Go through the records underneath and write each one out again exactly.
__________
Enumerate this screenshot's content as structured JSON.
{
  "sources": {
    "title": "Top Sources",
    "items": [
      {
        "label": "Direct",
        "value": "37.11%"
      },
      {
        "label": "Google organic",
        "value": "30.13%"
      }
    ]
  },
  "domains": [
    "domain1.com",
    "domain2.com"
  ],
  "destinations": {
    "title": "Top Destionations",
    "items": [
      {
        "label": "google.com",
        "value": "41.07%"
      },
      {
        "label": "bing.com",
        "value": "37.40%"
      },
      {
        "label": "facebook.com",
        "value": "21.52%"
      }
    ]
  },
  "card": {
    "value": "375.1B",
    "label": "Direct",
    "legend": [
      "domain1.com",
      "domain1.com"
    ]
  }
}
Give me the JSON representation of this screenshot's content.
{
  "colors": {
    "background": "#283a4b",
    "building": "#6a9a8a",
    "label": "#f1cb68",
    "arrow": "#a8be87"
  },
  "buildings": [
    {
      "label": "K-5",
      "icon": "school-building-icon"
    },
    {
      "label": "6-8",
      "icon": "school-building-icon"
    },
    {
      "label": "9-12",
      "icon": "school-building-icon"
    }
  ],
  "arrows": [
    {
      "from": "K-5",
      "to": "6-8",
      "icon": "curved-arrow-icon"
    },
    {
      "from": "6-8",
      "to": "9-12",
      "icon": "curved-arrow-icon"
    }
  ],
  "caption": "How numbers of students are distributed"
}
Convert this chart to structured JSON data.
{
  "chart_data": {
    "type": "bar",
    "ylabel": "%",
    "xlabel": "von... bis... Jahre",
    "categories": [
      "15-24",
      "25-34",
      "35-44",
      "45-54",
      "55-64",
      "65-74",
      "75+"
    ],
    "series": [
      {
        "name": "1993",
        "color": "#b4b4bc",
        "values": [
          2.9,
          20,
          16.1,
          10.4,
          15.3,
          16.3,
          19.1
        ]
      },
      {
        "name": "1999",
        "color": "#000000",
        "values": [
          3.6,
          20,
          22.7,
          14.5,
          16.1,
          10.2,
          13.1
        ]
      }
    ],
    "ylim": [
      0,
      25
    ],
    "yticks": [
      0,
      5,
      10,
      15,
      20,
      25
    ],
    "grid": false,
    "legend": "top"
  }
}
__________
§ **ANSWER TO THE EXERCISE**:
Enumerate this screenshot's content as structured JSON.
{
  "sources": {
    "title": "Top Sources",
    "items": [
      {
        "label": "Direct",
        "value": "37.11%"
      },
      {
        "label": "Google organic",
        "value": "30.13%"
      }
    ]
  },
  "domains": [
    "domain1.com",
    "domain2.com"
  ],
  "destinations": {
    "title": "Top Destionations",
    "items": [
      {
        "label": "google.com",
        "value": "41.07%"
      },
      {
        "label": "bing.com",
        "value": "37.40%"
      },
      {
        "label": "facebook.com",
        "value": "21.52%"
      }
    ]
  },
  "card": {
    "value": "375.1B",
    "label": "Direct",
    "legend": [
      "domain1.com",
      "domain1.com"
    ]
  }
}
Give me the JSON representation of this screenshot's content.
{
  "colors": {
    "background": "#283a4b",
    "building": "#6a9a8a",
    "label": "#f1cb68",
    "arrow": "#a8be87"
  },
  "buildings": [
    {
      "label": "K-5",
      "icon": "school-building-icon"
    },
    {
      "label": "6-8",
      "icon": "school-building-icon"
    },
    {
      "label": "9-12",
      "icon": "school-building-icon"
    }
  ],
  "arrows": [
    {
      "from": "K-5",
      "to": "6-8",
      "icon": "curved-arrow-icon"
    },
    {
      "from": "6-8",
      "to": "9-12",
      "icon": "curved-arrow-icon"
    }
  ],
  "caption": "How numbers of students are distributed"
}
Convert this chart to structured JSON data.
{
  "chart_data": {
    "type": "bar",
    "ylabel": "%",
    "xlabel": "von... bis... Jahre",
    "categories": [
      "15-24",
      "25-34",
      "35-44",
      "45-54",
      "55-64",
      "65-74",
      "75+"
    ],
    "series": [
      {
        "name": "1993",
        "color": "#b4b4bc",
        "values": [
          2.9,
          20,
          16.1,
          10.4,
          15.3,
          16.3,
          19.1
        ]
      },
      {
        "name": "1999",
        "color": "#000000",
        "values": [
          3.6,
          20,
          22.7,
          14.5,
          16.1,
          10.2,
          13.1
        ]
      }
    ],
    "ylim": [
      0,
      25
    ],
    "yticks": [
      0,
      5,
      10,
      15,
      20,
      25
    ],
    "grid": false,
    "legend": "top"
  }
}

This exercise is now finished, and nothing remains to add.